### Task to complete
Give back all the data exactly, line by line.

### Given records
-------------------------

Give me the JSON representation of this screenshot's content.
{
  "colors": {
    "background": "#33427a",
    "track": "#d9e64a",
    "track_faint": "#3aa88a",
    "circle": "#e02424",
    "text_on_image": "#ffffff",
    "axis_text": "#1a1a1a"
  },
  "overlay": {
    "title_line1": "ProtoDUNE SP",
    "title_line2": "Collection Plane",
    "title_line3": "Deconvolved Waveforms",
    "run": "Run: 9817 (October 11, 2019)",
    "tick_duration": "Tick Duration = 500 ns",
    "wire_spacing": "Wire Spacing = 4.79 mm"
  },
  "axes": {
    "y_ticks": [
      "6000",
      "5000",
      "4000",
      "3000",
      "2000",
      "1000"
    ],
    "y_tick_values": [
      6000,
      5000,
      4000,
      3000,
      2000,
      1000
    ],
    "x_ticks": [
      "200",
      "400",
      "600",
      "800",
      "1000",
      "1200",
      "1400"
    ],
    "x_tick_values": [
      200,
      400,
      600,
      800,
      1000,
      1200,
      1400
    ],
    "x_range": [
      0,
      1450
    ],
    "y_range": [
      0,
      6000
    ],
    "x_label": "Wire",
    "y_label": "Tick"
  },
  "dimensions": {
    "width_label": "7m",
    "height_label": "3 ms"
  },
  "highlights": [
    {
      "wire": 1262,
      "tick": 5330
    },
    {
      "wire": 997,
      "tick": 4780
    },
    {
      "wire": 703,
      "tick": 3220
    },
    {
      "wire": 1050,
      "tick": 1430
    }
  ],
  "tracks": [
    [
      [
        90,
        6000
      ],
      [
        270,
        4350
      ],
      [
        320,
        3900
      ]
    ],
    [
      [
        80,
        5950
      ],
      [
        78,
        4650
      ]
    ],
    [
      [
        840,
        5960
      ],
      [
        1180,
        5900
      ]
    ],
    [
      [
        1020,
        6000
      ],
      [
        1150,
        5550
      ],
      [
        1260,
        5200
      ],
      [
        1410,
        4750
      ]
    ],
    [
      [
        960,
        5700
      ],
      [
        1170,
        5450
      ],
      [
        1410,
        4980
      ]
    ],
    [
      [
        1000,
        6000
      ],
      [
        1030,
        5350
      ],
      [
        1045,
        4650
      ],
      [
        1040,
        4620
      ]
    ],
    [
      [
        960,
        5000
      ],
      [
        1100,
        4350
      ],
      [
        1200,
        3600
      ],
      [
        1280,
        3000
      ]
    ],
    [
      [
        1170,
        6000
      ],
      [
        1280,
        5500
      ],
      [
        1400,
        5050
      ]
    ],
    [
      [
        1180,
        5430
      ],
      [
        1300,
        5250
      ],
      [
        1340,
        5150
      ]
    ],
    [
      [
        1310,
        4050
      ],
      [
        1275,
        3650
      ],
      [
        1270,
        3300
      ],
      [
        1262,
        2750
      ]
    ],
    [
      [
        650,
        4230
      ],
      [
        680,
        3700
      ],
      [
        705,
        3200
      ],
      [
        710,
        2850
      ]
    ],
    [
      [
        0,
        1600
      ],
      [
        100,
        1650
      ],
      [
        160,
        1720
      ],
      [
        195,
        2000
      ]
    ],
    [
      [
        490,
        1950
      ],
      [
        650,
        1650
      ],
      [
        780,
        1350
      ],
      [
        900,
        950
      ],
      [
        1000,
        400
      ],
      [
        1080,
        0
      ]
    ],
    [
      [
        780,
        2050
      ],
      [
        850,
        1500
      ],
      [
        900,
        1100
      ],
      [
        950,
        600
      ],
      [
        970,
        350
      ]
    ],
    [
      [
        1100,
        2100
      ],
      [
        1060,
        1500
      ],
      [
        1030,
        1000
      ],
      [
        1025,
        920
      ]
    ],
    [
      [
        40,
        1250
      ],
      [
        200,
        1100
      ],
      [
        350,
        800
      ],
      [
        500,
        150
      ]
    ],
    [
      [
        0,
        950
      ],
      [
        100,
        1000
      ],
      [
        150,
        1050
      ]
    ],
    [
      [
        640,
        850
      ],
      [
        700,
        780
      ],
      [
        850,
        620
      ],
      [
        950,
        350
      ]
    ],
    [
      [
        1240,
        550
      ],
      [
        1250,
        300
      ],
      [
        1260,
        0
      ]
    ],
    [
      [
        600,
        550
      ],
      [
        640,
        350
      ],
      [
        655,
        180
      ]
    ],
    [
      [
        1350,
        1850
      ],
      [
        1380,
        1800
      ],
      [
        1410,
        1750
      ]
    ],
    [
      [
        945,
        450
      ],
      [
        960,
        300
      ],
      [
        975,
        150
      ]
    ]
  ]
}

-------------------------

### Complete response
Give me the JSON representation of this screenshot's content.
{
  "colors": {
    "background": "#33427a",
    "track": "#d9e64a",
    "track_faint": "#3aa88a",
    "circle": "#e02424",
    "text_on_image": "#ffffff",
    "axis_text": "#1a1a1a"
  },
  "overlay": {
    "title_line1": "ProtoDUNE SP",
    "title_line2": "Collection Plane",
    "title_line3": "Deconvolved Waveforms",
    "run": "Run: 9817 (October 11, 2019)",
    "tick_duration": "Tick Duration = 500 ns",
    "wire_spacing": "Wire Spacing = 4.79 mm"
  },
  "axes": {
    "y_ticks": [
      "6000",
      "5000",
      "4000",
      "3000",
      "2000",
      "1000"
    ],
    "y_tick_values": [
      6000,
      5000,
      4000,
      3000,
      2000,
      1000
    ],
    "x_ticks": [
      "200",
      "400",
      "600",
      "800",
      "1000",
      "1200",
      "1400"
    ],
    "x_tick_values": [
      200,
      400,
      600,
      800,
      1000,
      1200,
      1400
    ],
    "x_range": [
      0,
      1450
    ],
    "y_range": [
      0,
      6000
    ],
    "x_label": "Wire",
    "y_label": "Tick"
  },
  "dimensions": {
    "width_label": "7m",
    "height_label": "3 ms"
  },
  "highlights": [
    {
      "wire": 1262,
      "tick": 5330
    },
    {
      "wire": 997,
      "tick": 4780
    },
    {
      "wire": 703,
      "tick": 3220
    },
    {
      "wire": 1050,
      "tick": 1430
    }
  ],
  "tracks": [
    [
      [
        90,
        6000
      ],
      [
        270,
        4350
      ],
      [
        320,
        3900
      ]
    ],
    [
      [
        80,
        5950
      ],
      [
        78,
        4650
      ]
    ],
    [
      [
        840,
        5960
      ],
      [
        1180,
        5900
      ]
    ],
    [
      [
        1020,
        6000
      ],
      [
        1150,
        5550
      ],
      [
        1260,
        5200
      ],
      [
        1410,
        4750
      ]
    ],
    [
      [
        960,
        5700
      ],
      [
        1170,
        5450
      ],
      [
        1410,
        4980
      ]
    ],
    [
      [
        1000,
        6000
      ],
      [
        1030,
        5350
      ],
      [
        1045,
        4650
      ],
      [
        1040,
        4620
      ]
    ],
    [
      [
        960,
        5000
      ],
      [
        1100,
        4350
      ],
      [
        1200,
        3600
      ],
      [
        1280,
        3000
      ]
    ],
    [
      [
        1170,
        6000
      ],
      [
        1280,
        5500
      ],
      [
        1400,
        5050
      ]
    ],
    [
      [
        1180,
        5430
      ],
      [
        1300,
        5250
      ],
      [
        1340,
        5150
      ]
    ],
    [
      [
        1310,
        4050
      ],
      [
        1275,
        3650
      ],
      [
        1270,
        3300
      ],
      [
        1262,
        2750
      ]
    ],
    [
      [
        650,
        4230
      ],
      [
        680,
        3700
      ],
      [
        705,
        3200
      ],
      [
        710,
        2850
      ]
    ],
    [
      [
        0,
        1600
      ],
      [
        100,
        1650
      ],
      [
        160,
        1720
      ],
      [
        195,
        2000
      ]
    ],
    [
      [
        490,
        1950
      ],
      [
        650,
        1650
      ],
      [
        780,
        1350
      ],
      [
        900,
        950
      ],
      [
        1000,
        400
      ],
      [
        1080,
        0
      ]
    ],
    [
      [
        780,
        2050
      ],
      [
        850,
        1500
      ],
      [
        900,
        1100
      ],
      [
        950,
        600
      ],
      [
        970,
        350
      ]
    ],
    [
      [
        1100,
        2100
      ],
      [
        1060,
        1500
      ],
      [
        1030,
        1000
      ],
      [
        1025,
        920
      ]
    ],
    [
      [
        40,
        1250
      ],
      [
        200,
        1100
      ],
      [
        350,
        800
      ],
      [
        500,
        150
      ]
    ],
    [
      [
        0,
        950
      ],
      [
        100,
        1000
      ],
      [
        150,
        1050
      ]
    ],
    [
      [
        640,
        850
      ],
      [
        700,
        780
      ],
      [
        850,
        620
      ],
      [
        950,
        350
      ]
    ],
    [
      [
        1240,
        550
      ],
      [
        1250,
        300
      ],
      [
        1260,
        0
      ]
    ],
    [
      [
        600,
        550
      ],
      [
        640,
        350
      ],
      [
        655,
        180
      ]
    ],
    [
      [
        1350,
        1850
      ],
      [
        1380,
        1800
      ],
      [
        1410,
        1750
      ]
    ],
    [
      [
        945,
        450
      ],
      [
        960,
        300
      ],
      [
        975,
        150
      ]
    ]
  ]
}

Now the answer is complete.